Which lines in the data below contain the string "title"? Extract each of them in full, treating case as significant.

[Excerpts from a layout annotation set]
+++

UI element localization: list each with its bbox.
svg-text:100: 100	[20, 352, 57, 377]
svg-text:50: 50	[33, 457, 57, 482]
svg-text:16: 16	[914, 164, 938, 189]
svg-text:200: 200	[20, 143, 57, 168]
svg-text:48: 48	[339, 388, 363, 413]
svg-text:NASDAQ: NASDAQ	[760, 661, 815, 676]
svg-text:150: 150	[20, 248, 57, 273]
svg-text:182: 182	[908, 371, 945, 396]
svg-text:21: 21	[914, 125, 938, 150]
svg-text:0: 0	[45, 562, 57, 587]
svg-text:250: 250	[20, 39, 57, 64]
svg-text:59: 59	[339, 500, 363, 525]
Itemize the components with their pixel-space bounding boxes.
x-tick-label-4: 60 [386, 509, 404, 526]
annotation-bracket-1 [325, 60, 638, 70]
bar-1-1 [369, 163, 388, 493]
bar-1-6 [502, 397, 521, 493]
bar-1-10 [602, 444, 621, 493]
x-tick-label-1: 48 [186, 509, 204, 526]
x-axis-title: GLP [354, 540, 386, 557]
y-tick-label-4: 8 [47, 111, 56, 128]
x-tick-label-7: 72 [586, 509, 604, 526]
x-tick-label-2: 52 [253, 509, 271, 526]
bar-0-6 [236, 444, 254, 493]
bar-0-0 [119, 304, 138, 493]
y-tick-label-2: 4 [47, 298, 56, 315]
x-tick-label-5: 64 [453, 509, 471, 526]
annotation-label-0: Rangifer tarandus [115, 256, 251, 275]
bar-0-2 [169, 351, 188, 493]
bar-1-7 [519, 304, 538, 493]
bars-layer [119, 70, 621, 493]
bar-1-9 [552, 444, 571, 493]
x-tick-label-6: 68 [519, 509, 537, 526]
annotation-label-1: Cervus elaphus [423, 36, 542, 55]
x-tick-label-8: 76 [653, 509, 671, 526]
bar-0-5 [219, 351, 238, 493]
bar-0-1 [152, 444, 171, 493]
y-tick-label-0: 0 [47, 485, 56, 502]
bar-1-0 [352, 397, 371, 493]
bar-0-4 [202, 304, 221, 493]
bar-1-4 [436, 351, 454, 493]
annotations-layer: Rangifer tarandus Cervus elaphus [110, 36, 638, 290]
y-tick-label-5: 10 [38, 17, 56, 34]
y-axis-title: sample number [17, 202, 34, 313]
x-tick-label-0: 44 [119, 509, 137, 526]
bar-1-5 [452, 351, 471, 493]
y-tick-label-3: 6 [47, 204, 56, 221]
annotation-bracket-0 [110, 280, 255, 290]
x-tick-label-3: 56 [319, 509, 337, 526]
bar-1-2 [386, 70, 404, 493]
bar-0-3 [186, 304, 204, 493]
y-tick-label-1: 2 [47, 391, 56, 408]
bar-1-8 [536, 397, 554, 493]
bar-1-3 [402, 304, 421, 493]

+++

**Task answer**
x-axis-title: GLP [354, 540, 386, 557]
y-axis-title: sample number [17, 202, 34, 313]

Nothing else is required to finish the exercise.